» SELECTED PASSAGE
────────────────────────────────────────
Although cisplatin-induced DNA damage is most widely studied in nuclear DNA, mitochondrial DNA (mtDNA) is not always spared. The first description of mitochondrial dysfunction in DRG neurons as a potential mechanism for cisplatin’s neurotoxicity was published less than 10 years ago. Those studies illustrated that cisplatin binds directly to mitochondrial DNA with a similar affinity as nuclear DNA. Moreover, these cisplatin-mtDNA adducts inhibited mitochondrial transcription and resulted in mitochondrial degradation and vacuolization [49]. Identification of NER proteins in recent years have also raised the question of whether mitochondria are able to undergo DNA repair through NER. CSA, CSB, and PARP1—key NER participants—are imported into the mitochondria in response to oxidative stress and bind to mtDNA, suggesting a possible dynamic role of NER in mitochondrial DNA repair [50].
The ability of DRG neurons to repair their DNA after adduct formation is an important determinant of neurotoxicity severity. Without effective DNA repair, chronic cisplatin treatment results in accumulation of DNA-platinum adducts in DRG neurons. Not surprisingly, this accumulation of DNA lesions induces early neurophysiological changes that lead to an increase in neuronal cell death [29]. NER is a major cellular pathway through which cisplatin-induced DNA intrastrand crosslinks are resolved. NER in mammalian cells requires the coordination of major protein groups and can be divided into two subpathways: global-genome NER (GG-NER) and transcription-coupled NER (TC-NER). TC-NER and GG-NER differ in the protein complexes used in the initial recognition of DNA damage. GG-NER, which promotes genomic stability and prevents mutagenesis, requires xeroderma pigmentosum group C, specifically XPC-RAD23B, and DNA damage-binding complexes to survey the genome and recognize helix-distorting DNA crosslinks. TC-NER is initiated by the stalling of RNA polymerase at DNA lesions and signals Cockayne syndrome (CS) proteins CSA and CSB to bind to lesions in the DNA, remove transcription-blocking lesions, and restore transcription. Not surprisingly, TC-NER defects are responsible for multiple genetic disorders whose symptoms include photosensitivity; intellectual, developmental, and physical disability; and the progeria-like features of CS. Both GG-NER and TC-NER rely on XPA to bind to altered nucleotides in ssDNA and facilitate DNA damage verification by the TFIIH complex, thereby launching the NER process[51][52][53][54].
────────────────────────────────────────
» PROBLEM DESCRIPTION
Please say whether each statement agrees with the passage on cisplatin and DNA repair, answering yes or no and quoting the passage's deciding words. 1. Cisplatin binds to mitochondrial DNA with a much weaker affinity than to nuclear DNA. 2. TC-NER is initiated by the stalling of RNA polymerase at DNA lesions. 3. Both GG-NER and TC-NER rely on XPC to bind to altered nucleotides. The rows that follow were taken from a separate source.

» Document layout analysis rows
────────────────────────────────────────
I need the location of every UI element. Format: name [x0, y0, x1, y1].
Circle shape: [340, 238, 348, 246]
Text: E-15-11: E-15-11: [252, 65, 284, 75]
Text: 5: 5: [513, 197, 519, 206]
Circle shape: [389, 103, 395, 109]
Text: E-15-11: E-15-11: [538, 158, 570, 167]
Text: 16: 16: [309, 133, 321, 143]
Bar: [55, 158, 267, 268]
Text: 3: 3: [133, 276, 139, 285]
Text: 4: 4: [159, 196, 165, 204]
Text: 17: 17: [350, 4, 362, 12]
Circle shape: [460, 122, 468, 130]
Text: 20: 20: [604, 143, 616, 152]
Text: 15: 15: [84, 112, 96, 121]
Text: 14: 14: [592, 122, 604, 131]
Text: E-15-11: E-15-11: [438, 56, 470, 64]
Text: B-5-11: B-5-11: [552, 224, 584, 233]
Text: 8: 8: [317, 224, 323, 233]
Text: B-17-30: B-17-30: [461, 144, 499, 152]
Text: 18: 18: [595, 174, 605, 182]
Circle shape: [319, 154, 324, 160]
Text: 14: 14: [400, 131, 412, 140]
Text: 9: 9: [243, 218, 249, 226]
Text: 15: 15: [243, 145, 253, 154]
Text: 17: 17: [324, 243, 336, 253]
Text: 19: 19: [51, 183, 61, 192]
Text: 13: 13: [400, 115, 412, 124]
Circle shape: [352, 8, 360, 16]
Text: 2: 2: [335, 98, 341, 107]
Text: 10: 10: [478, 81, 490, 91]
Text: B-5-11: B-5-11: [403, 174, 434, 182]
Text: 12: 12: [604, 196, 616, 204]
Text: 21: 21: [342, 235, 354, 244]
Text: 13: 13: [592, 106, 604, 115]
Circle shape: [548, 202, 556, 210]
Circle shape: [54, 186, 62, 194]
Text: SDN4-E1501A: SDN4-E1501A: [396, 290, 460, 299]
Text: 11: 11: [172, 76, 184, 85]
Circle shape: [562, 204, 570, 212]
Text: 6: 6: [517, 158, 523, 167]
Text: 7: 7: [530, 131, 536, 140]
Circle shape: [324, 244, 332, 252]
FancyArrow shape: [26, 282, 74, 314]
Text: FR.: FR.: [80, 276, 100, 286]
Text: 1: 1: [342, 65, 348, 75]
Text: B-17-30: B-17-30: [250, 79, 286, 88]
────────────────────────────────────────
» REPLY TO THE EXERCISE
1. No: "cisplatin binds directly to mitochondrial DNA with a similar affinity as nuclear DNA."
2. Yes: "TC-NER is initiated by the stalling of RNA polymerase at DNA lesions"
3. No: "Both GG-NER and TC-NER rely on XPA to bind to altered nucleotides in ssDNA"